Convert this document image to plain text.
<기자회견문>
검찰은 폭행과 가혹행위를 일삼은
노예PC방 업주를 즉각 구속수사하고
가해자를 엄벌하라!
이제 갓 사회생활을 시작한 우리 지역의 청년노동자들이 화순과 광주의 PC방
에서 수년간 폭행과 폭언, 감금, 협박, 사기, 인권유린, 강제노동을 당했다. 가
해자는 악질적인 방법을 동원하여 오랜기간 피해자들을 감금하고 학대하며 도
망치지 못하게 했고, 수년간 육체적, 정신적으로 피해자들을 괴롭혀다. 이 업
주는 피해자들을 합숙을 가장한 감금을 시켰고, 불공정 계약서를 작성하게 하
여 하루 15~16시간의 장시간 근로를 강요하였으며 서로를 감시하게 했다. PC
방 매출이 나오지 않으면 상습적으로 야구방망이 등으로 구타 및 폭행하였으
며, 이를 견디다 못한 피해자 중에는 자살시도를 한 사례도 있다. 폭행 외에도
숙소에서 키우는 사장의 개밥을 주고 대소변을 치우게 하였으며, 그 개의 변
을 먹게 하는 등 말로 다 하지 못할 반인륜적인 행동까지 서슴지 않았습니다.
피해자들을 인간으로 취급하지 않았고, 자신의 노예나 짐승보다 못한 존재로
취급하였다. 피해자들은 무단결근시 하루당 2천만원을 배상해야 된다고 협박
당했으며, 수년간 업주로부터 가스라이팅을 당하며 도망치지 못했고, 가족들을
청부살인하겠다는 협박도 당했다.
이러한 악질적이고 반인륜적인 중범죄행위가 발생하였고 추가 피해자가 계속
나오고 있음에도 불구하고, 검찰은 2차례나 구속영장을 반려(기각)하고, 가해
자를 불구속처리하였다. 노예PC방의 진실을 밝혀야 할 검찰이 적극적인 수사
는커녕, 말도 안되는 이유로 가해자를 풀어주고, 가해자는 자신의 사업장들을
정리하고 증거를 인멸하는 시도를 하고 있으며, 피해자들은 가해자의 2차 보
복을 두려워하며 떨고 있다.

※

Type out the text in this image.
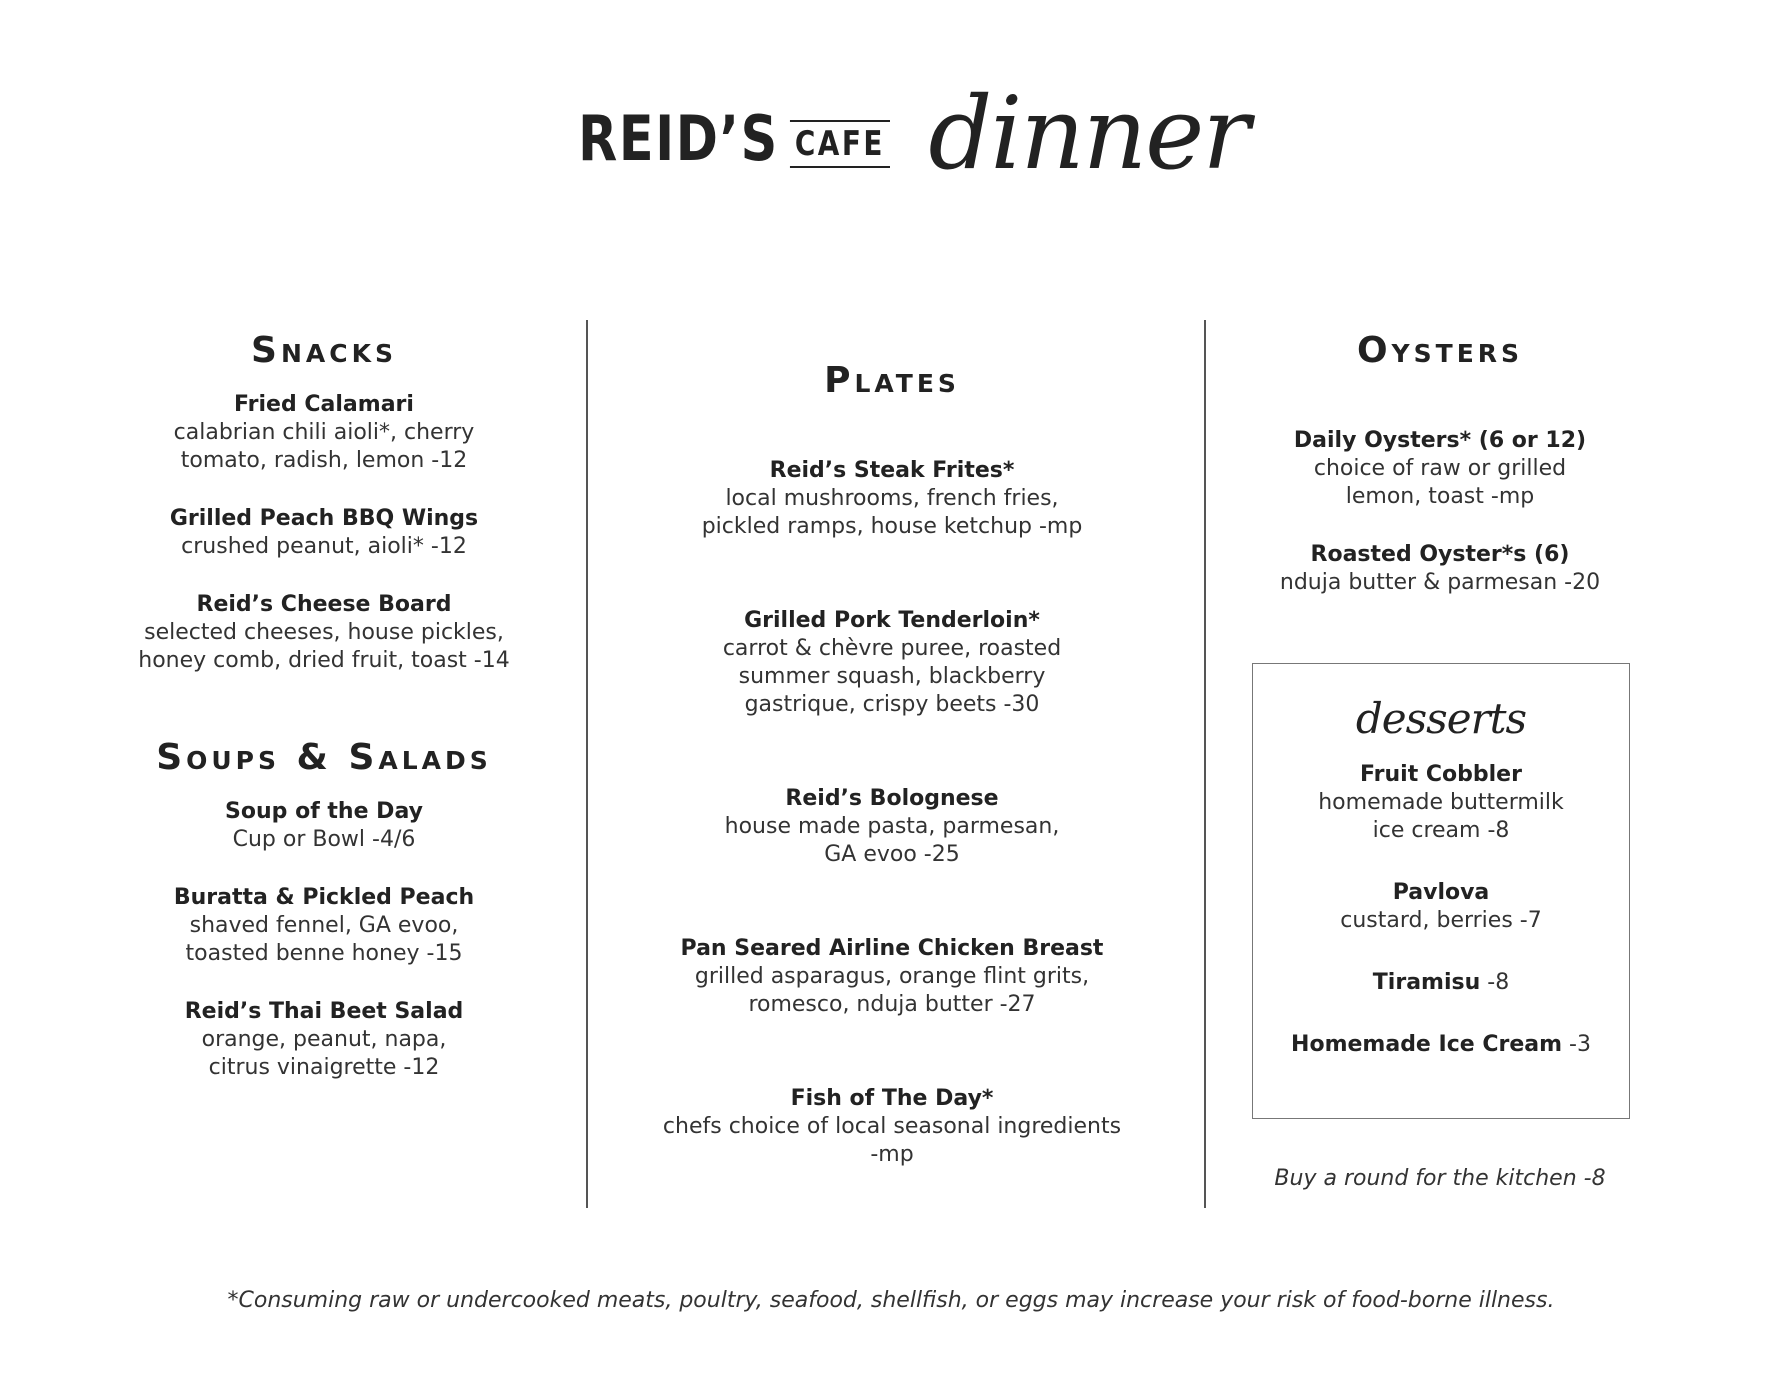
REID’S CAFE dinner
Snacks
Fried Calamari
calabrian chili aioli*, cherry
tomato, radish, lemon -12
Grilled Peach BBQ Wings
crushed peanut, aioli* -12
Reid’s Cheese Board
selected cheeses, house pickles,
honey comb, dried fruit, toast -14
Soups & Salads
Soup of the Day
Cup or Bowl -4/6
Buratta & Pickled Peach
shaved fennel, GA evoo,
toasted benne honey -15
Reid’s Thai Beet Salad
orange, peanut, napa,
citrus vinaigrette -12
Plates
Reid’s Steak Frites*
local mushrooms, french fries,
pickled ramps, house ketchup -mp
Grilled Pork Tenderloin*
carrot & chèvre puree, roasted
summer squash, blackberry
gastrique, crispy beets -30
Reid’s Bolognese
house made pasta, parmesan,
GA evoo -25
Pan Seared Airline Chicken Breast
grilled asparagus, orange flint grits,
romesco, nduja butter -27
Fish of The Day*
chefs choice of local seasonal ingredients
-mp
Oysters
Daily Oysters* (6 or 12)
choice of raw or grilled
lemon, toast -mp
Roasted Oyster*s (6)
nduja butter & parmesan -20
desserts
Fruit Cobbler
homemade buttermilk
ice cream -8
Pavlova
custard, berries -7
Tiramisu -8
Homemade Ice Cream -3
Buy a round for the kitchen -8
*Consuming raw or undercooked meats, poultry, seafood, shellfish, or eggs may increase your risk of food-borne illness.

※

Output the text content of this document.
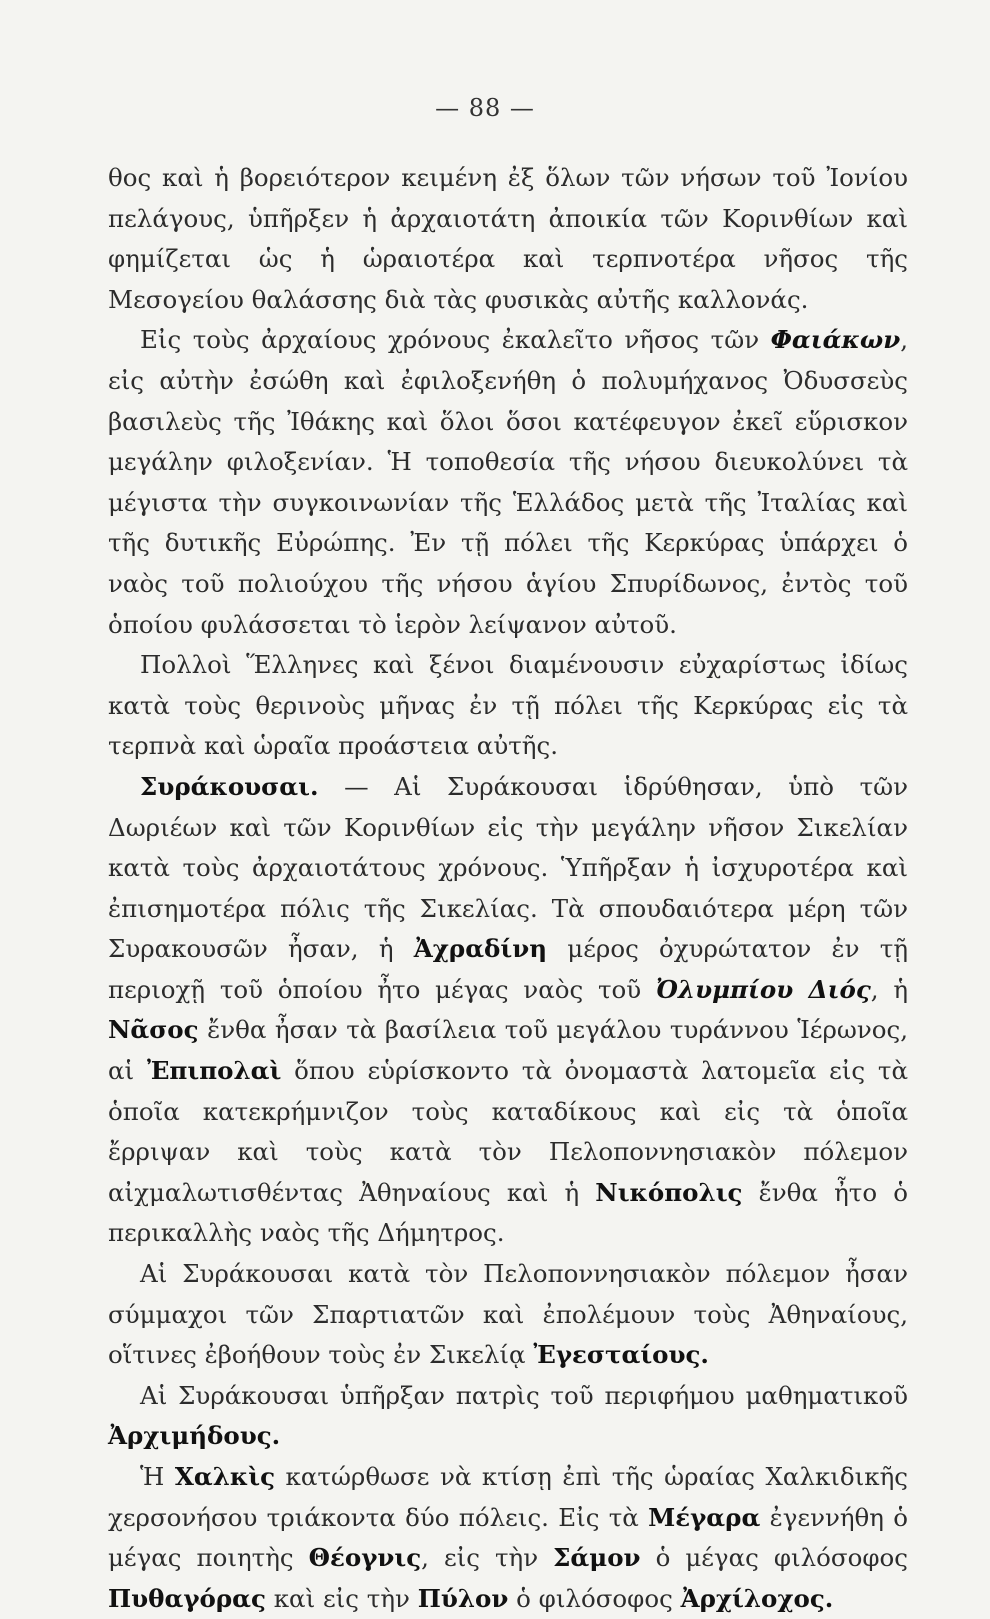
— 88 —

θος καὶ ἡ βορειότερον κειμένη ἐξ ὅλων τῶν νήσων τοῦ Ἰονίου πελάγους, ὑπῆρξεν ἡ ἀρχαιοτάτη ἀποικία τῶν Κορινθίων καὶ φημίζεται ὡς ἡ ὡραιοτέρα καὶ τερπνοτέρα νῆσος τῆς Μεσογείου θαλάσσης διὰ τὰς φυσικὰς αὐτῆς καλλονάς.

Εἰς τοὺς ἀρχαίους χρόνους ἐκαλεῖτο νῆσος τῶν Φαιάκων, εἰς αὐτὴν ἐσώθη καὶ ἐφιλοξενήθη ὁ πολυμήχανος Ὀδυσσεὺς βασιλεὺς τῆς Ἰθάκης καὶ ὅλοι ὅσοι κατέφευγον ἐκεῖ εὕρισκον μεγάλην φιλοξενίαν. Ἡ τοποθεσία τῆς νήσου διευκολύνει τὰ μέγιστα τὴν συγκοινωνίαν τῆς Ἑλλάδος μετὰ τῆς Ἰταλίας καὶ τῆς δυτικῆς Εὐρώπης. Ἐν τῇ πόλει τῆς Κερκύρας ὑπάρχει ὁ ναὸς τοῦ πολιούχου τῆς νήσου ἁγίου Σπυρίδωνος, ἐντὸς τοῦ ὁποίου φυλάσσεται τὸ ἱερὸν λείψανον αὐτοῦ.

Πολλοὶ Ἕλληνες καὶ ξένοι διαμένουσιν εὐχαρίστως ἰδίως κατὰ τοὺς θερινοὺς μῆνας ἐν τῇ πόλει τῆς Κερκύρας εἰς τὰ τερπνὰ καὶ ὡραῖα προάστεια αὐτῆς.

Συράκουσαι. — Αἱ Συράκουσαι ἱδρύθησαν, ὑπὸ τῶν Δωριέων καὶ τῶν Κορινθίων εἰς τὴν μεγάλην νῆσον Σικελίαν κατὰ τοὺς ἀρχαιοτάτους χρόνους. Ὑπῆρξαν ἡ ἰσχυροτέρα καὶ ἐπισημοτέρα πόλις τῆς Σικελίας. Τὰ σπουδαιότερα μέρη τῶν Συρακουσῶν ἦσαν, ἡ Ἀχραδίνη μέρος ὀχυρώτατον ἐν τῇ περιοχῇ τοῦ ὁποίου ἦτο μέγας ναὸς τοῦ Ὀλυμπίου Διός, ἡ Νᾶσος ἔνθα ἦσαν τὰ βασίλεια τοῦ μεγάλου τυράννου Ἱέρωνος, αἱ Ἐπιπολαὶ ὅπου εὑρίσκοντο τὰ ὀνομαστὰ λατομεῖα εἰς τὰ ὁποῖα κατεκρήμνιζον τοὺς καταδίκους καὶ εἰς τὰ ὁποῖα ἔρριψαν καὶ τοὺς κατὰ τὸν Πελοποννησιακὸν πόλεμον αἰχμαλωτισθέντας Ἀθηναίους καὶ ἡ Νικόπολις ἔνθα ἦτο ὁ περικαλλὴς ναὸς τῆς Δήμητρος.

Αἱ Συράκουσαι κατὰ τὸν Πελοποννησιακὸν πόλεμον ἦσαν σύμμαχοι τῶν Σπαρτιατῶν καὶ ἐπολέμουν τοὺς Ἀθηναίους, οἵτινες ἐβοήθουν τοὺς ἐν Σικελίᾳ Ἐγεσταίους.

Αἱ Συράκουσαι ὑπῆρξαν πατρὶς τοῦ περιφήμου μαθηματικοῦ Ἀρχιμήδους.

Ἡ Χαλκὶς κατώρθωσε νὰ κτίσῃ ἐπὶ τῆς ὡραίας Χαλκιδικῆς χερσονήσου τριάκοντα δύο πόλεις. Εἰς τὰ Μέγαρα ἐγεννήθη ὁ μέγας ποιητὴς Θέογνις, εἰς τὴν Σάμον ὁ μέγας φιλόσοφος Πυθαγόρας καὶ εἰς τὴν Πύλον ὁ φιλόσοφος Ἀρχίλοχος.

※

Written request:
Filter the data, keeping only the lines that contain "αὐτῆς".

The completed task:
θος καὶ ἡ βορειότερον κειμένη ἐξ ὅλων τῶν νήσων τοῦ Ἰονίου πελάγους, ὑπῆρξεν ἡ ἀρχαιοτάτη ἀποικία τῶν Κορινθίων καὶ φημίζεται ὡς ἡ ὡραιοτέρα καὶ τερπνοτέρα νῆσος τῆς Μεσογείου θαλάσσης διὰ τὰς φυσικὰς αὐτῆς καλλονάς.
Πολλοὶ Ἕλληνες καὶ ξένοι διαμένουσιν εὐχαρίστως ἰδίως κατὰ τοὺς θερινοὺς μῆνας ἐν τῇ πόλει τῆς Κερκύρας εἰς τὰ τερπνὰ καὶ ὡραῖα προάστεια αὐτῆς.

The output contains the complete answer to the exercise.